**DIRECTIONS FOR THIS TASK:**
Please reproduce every line of the material below exactly, leaving out the pictures.

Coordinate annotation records

________________________________________

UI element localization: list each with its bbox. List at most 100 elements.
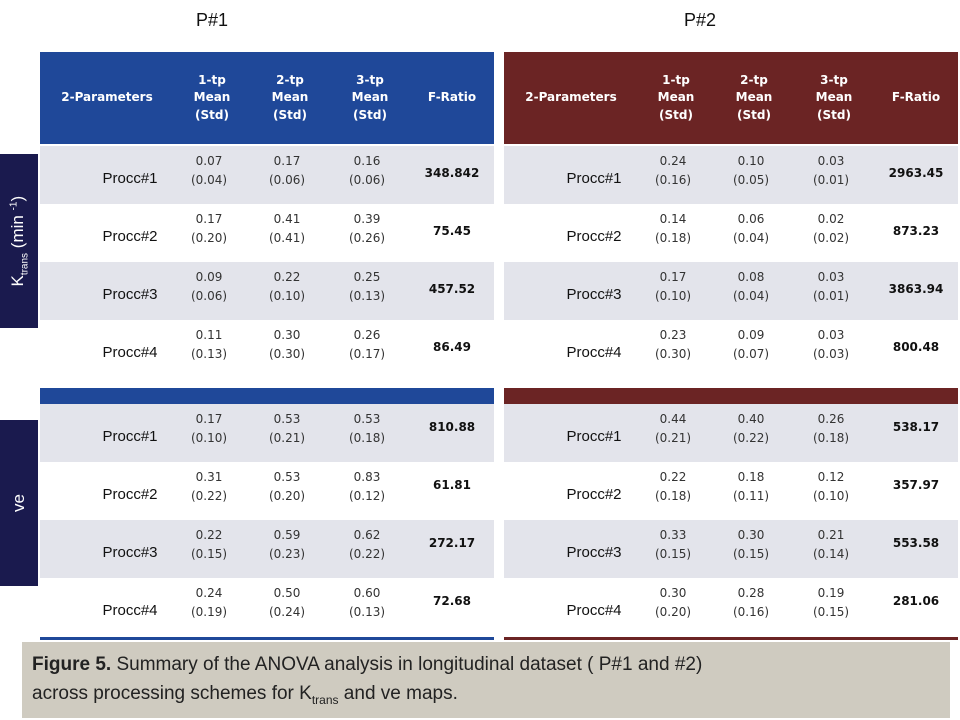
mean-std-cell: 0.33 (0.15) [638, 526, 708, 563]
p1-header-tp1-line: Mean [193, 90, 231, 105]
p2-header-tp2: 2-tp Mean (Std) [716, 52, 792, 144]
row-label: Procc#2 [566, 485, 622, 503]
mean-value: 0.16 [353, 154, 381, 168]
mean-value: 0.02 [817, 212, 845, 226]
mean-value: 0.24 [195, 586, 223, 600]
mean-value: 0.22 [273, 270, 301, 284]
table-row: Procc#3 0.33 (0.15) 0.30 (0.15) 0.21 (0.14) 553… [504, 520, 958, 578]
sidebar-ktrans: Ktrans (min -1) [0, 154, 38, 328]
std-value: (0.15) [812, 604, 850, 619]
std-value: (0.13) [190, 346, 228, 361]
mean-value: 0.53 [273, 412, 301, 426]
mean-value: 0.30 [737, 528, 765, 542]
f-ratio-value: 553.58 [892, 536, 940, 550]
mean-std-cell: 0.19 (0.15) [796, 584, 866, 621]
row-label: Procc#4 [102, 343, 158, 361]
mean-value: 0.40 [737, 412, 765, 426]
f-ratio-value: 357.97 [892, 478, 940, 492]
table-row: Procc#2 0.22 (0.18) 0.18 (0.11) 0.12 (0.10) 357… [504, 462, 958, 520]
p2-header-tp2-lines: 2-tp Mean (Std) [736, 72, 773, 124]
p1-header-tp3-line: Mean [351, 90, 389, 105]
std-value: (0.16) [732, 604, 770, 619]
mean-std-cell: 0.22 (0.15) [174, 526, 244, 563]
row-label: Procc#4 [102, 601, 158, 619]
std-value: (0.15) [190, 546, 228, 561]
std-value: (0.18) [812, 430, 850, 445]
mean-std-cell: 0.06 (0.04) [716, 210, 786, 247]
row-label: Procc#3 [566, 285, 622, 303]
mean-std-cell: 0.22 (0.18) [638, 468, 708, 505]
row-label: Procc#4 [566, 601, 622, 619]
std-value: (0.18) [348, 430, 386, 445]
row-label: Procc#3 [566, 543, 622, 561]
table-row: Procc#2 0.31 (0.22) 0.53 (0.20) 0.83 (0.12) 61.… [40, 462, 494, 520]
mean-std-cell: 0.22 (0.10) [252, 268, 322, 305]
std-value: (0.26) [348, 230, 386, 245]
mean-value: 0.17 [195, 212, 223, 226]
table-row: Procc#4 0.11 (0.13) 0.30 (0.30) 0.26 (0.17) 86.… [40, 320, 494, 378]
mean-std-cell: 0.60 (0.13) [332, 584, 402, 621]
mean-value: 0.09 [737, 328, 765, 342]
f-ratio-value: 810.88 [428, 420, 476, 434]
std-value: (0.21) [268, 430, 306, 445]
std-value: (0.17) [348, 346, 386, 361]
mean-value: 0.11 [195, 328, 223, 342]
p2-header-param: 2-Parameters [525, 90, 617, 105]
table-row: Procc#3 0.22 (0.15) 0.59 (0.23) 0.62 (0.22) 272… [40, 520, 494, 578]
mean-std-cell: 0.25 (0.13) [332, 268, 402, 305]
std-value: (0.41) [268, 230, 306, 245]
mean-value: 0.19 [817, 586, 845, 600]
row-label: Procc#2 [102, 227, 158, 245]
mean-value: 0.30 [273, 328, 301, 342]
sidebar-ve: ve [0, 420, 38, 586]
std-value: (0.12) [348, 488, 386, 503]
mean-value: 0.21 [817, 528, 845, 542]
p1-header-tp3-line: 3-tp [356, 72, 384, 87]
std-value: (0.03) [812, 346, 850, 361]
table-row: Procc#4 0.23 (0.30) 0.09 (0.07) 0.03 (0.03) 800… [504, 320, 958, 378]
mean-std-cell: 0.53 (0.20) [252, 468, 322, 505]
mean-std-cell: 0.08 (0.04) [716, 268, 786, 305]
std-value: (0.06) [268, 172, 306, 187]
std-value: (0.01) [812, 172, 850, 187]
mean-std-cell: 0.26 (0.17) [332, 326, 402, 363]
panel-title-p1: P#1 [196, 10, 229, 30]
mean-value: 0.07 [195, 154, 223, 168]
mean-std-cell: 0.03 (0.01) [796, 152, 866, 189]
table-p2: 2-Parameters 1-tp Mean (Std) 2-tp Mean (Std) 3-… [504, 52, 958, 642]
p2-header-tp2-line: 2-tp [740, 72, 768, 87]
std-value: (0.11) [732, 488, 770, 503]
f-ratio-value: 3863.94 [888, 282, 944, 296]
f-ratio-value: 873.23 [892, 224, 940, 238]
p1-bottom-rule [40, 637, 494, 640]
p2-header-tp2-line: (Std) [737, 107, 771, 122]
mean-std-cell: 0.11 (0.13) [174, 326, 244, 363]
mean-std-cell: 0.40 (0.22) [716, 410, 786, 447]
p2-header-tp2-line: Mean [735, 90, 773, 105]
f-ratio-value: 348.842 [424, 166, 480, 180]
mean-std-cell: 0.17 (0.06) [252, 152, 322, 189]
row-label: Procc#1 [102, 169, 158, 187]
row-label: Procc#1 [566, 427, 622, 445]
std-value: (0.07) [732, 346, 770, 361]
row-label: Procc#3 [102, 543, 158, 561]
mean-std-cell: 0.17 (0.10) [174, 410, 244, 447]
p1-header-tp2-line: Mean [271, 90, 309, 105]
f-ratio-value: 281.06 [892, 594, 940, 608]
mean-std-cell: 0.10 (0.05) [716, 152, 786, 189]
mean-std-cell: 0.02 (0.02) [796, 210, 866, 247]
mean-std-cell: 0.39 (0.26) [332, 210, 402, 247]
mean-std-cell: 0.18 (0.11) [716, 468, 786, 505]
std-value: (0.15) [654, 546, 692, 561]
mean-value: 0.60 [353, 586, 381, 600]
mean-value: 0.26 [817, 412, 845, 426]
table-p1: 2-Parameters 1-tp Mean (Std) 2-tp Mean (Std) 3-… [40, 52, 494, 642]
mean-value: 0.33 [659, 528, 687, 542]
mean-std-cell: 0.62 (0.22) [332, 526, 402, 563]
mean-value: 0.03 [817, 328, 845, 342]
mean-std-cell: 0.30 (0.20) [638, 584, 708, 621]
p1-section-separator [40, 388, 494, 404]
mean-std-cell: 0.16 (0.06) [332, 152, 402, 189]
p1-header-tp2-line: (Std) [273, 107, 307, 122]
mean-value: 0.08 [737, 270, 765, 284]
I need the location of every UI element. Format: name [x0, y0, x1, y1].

________________________________________

**RESULT BELOW:**
UI element localization: list each with its bbox. List at most 100 elements.
mean-std-cell: 0.33 (0.15) [638, 526, 708, 563]
p1-header-tp1-line: Mean [193, 90, 231, 105]
p2-header-tp2: 2-tp Mean (Std) [716, 52, 792, 144]
row-label: Procc#2 [566, 485, 622, 503]
mean-value: 0.16 [353, 154, 381, 168]
mean-value: 0.02 [817, 212, 845, 226]
mean-value: 0.24 [195, 586, 223, 600]
mean-value: 0.22 [273, 270, 301, 284]
table-row: Procc#3 0.33 (0.15) 0.30 (0.15) 0.21 (0.14) 553… [504, 520, 958, 578]
sidebar-ktrans: Ktrans (min -1) [0, 154, 38, 328]
std-value: (0.15) [812, 604, 850, 619]
std-value: (0.13) [190, 346, 228, 361]
mean-value: 0.53 [273, 412, 301, 426]
mean-value: 0.30 [737, 528, 765, 542]
f-ratio-value: 553.58 [892, 536, 940, 550]
mean-std-cell: 0.19 (0.15) [796, 584, 866, 621]
row-label: Procc#4 [102, 343, 158, 361]
mean-value: 0.40 [737, 412, 765, 426]
f-ratio-value: 357.97 [892, 478, 940, 492]
table-row: Procc#2 0.22 (0.18) 0.18 (0.11) 0.12 (0.10) 357… [504, 462, 958, 520]
p2-header-tp2-lines: 2-tp Mean (Std) [736, 72, 773, 124]
p1-header-tp3-line: Mean [351, 90, 389, 105]
std-value: (0.16) [732, 604, 770, 619]
mean-std-cell: 0.22 (0.15) [174, 526, 244, 563]
row-label: Procc#4 [102, 601, 158, 619]
std-value: (0.15) [190, 546, 228, 561]
std-value: (0.18) [812, 430, 850, 445]
mean-std-cell: 0.06 (0.04) [716, 210, 786, 247]
row-label: Procc#3 [566, 285, 622, 303]
mean-std-cell: 0.22 (0.18) [638, 468, 708, 505]
row-label: Procc#4 [566, 601, 622, 619]
std-value: (0.18) [348, 430, 386, 445]
row-label: Procc#3 [566, 543, 622, 561]
table-row: Procc#2 0.31 (0.22) 0.53 (0.20) 0.83 (0.12) 61.… [40, 462, 494, 520]
mean-std-cell: 0.22 (0.10) [252, 268, 322, 305]
std-value: (0.26) [348, 230, 386, 245]
mean-value: 0.17 [195, 212, 223, 226]
table-row: Procc#4 0.11 (0.13) 0.30 (0.30) 0.26 (0.17) 86.… [40, 320, 494, 378]
mean-std-cell: 0.60 (0.13) [332, 584, 402, 621]
mean-value: 0.09 [737, 328, 765, 342]
f-ratio-value: 810.88 [428, 420, 476, 434]
std-value: (0.21) [268, 430, 306, 445]
std-value: (0.17) [348, 346, 386, 361]
mean-value: 0.11 [195, 328, 223, 342]
p2-header-param: 2-Parameters [525, 90, 617, 105]
table-row: Procc#3 0.22 (0.15) 0.59 (0.23) 0.62 (0.22) 272… [40, 520, 494, 578]
mean-std-cell: 0.25 (0.13) [332, 268, 402, 305]
std-value: (0.41) [268, 230, 306, 245]
mean-value: 0.19 [817, 586, 845, 600]
row-label: Procc#2 [102, 227, 158, 245]
mean-value: 0.30 [273, 328, 301, 342]
sidebar-ve: ve [0, 420, 38, 586]
std-value: (0.12) [348, 488, 386, 503]
mean-value: 0.21 [817, 528, 845, 542]
p1-header-tp3-line: 3-tp [356, 72, 384, 87]
std-value: (0.03) [812, 346, 850, 361]
table-row: Procc#4 0.23 (0.30) 0.09 (0.07) 0.03 (0.03) 800… [504, 320, 958, 378]
mean-std-cell: 0.53 (0.20) [252, 468, 322, 505]
mean-std-cell: 0.08 (0.04) [716, 268, 786, 305]
std-value: (0.06) [268, 172, 306, 187]
std-value: (0.01) [812, 172, 850, 187]
mean-std-cell: 0.26 (0.17) [332, 326, 402, 363]
panel-title-p1: P#1 [196, 10, 229, 30]
mean-value: 0.07 [195, 154, 223, 168]
mean-std-cell: 0.03 (0.01) [796, 152, 866, 189]
table-p2: 2-Parameters 1-tp Mean (Std) 2-tp Mean (Std) 3-… [504, 52, 958, 642]
p2-header-tp2-line: 2-tp [740, 72, 768, 87]
std-value: (0.11) [732, 488, 770, 503]
f-ratio-value: 3863.94 [888, 282, 944, 296]
f-ratio-value: 873.23 [892, 224, 940, 238]
p1-bottom-rule [40, 637, 494, 640]
p2-header-tp2-line: (Std) [737, 107, 771, 122]
mean-std-cell: 0.11 (0.13) [174, 326, 244, 363]
mean-std-cell: 0.40 (0.22) [716, 410, 786, 447]
p2-header-tp2-line: Mean [735, 90, 773, 105]
f-ratio-value: 348.842 [424, 166, 480, 180]
mean-std-cell: 0.17 (0.06) [252, 152, 322, 189]
row-label: Procc#1 [102, 169, 158, 187]
row-label: Procc#1 [566, 427, 622, 445]
std-value: (0.07) [732, 346, 770, 361]
row-label: Procc#3 [102, 543, 158, 561]
mean-std-cell: 0.17 (0.10) [174, 410, 244, 447]
p1-header-tp2-line: Mean [271, 90, 309, 105]
f-ratio-value: 281.06 [892, 594, 940, 608]
mean-std-cell: 0.10 (0.05) [716, 152, 786, 189]
mean-std-cell: 0.02 (0.02) [796, 210, 866, 247]
mean-std-cell: 0.39 (0.26) [332, 210, 402, 247]
mean-std-cell: 0.18 (0.11) [716, 468, 786, 505]
std-value: (0.15) [654, 546, 692, 561]
mean-value: 0.60 [353, 586, 381, 600]
mean-value: 0.26 [817, 412, 845, 426]
table-p1: 2-Parameters 1-tp Mean (Std) 2-tp Mean (Std) 3-… [40, 52, 494, 642]
mean-value: 0.33 [659, 528, 687, 542]
mean-std-cell: 0.62 (0.22) [332, 526, 402, 563]
mean-value: 0.03 [817, 328, 845, 342]
mean-std-cell: 0.30 (0.20) [638, 584, 708, 621]
p1-section-separator [40, 388, 494, 404]
mean-std-cell: 0.16 (0.06) [332, 152, 402, 189]
p1-header-tp2-line: (Std) [273, 107, 307, 122]
mean-value: 0.08 [737, 270, 765, 284]
I need the location of every UI element. Format: name [x0, y0, x1, y1].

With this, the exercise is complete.